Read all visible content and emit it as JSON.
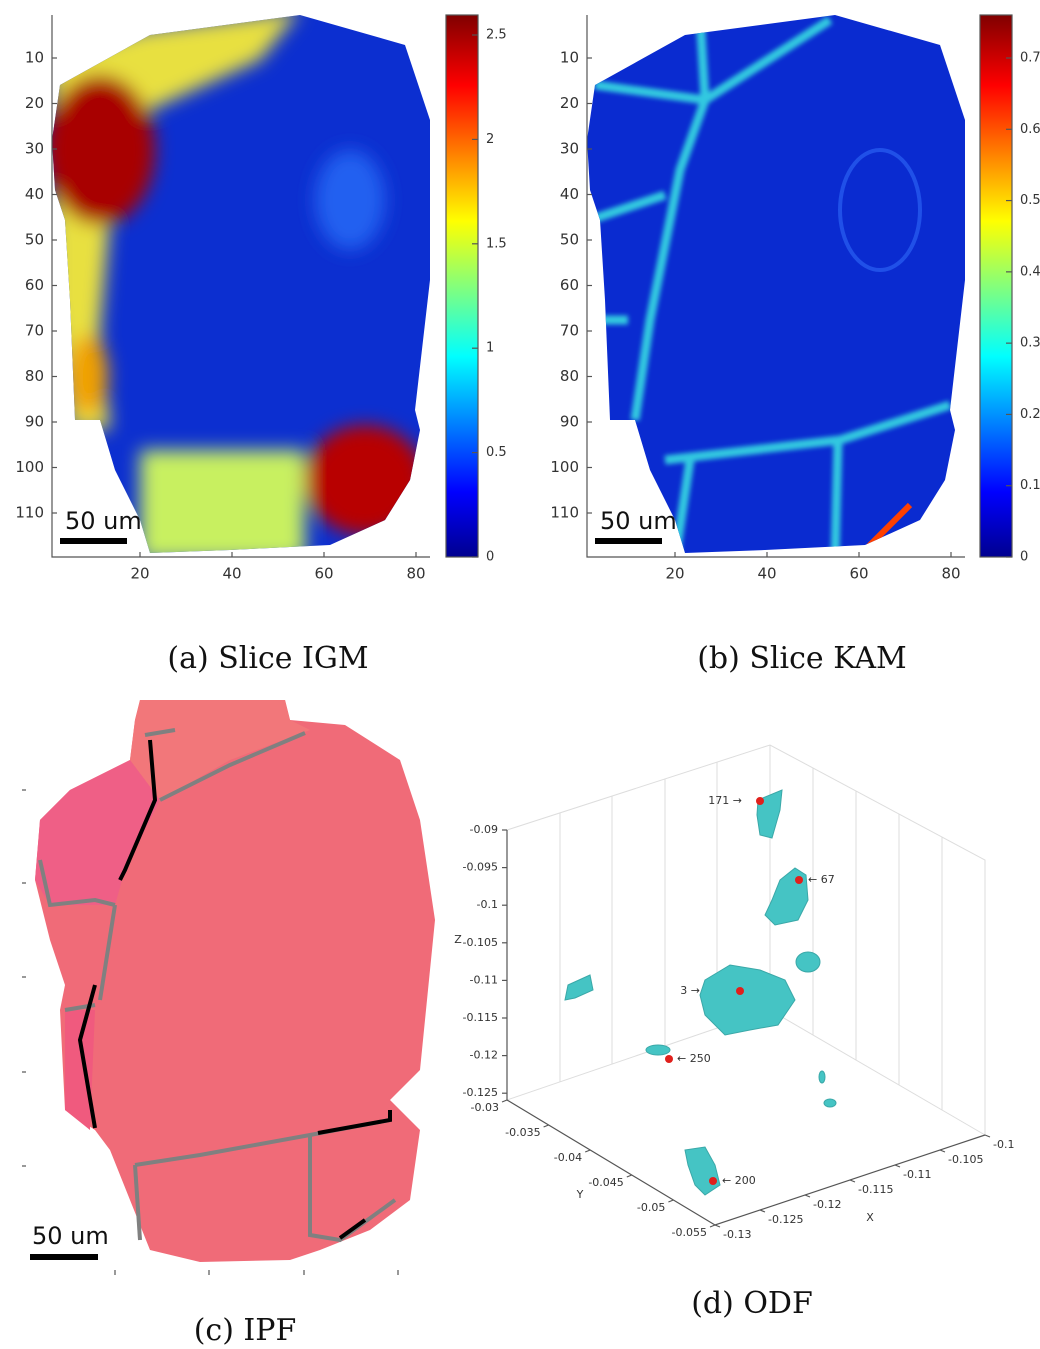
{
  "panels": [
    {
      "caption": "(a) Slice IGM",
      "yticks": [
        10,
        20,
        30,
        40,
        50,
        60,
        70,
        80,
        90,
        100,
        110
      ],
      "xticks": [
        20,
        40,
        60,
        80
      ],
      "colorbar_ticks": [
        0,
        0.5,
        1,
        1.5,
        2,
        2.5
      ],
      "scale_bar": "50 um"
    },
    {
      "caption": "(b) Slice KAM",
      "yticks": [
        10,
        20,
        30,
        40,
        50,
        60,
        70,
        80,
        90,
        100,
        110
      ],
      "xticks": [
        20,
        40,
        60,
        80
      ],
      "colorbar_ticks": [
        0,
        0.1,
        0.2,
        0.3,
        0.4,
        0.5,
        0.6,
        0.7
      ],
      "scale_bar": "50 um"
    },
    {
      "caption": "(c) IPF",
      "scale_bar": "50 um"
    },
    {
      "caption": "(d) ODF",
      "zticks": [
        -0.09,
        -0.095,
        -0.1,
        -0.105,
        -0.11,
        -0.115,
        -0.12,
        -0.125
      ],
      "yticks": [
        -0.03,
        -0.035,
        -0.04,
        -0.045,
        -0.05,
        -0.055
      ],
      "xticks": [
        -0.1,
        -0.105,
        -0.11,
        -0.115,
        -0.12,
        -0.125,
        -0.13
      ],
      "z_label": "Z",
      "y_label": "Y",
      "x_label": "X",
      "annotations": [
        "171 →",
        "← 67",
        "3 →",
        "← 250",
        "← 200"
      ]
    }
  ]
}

====================

DO THIS -> Write out all the entries exactly, except for the pictures.

SOLUTION TO THE EXERCISE ->
Read all visible content and emit it as JSON.
{
  "panels": [
    {
      "caption": "(a) Slice IGM",
      "yticks": [
        10,
        20,
        30,
        40,
        50,
        60,
        70,
        80,
        90,
        100,
        110
      ],
      "xticks": [
        20,
        40,
        60,
        80
      ],
      "colorbar_ticks": [
        0,
        0.5,
        1,
        1.5,
        2,
        2.5
      ],
      "scale_bar": "50 um"
    },
    {
      "caption": "(b) Slice KAM",
      "yticks": [
        10,
        20,
        30,
        40,
        50,
        60,
        70,
        80,
        90,
        100,
        110
      ],
      "xticks": [
        20,
        40,
        60,
        80
      ],
      "colorbar_ticks": [
        0,
        0.1,
        0.2,
        0.3,
        0.4,
        0.5,
        0.6,
        0.7
      ],
      "scale_bar": "50 um"
    },
    {
      "caption": "(c) IPF",
      "scale_bar": "50 um"
    },
    {
      "caption": "(d) ODF",
      "zticks": [
        -0.09,
        -0.095,
        -0.1,
        -0.105,
        -0.11,
        -0.115,
        -0.12,
        -0.125
      ],
      "yticks": [
        -0.03,
        -0.035,
        -0.04,
        -0.045,
        -0.05,
        -0.055
      ],
      "xticks": [
        -0.1,
        -0.105,
        -0.11,
        -0.115,
        -0.12,
        -0.125,
        -0.13
      ],
      "z_label": "Z",
      "y_label": "Y",
      "x_label": "X",
      "annotations": [
        "171 →",
        "← 67",
        "3 →",
        "← 250",
        "← 200"
      ]
    }
  ]
}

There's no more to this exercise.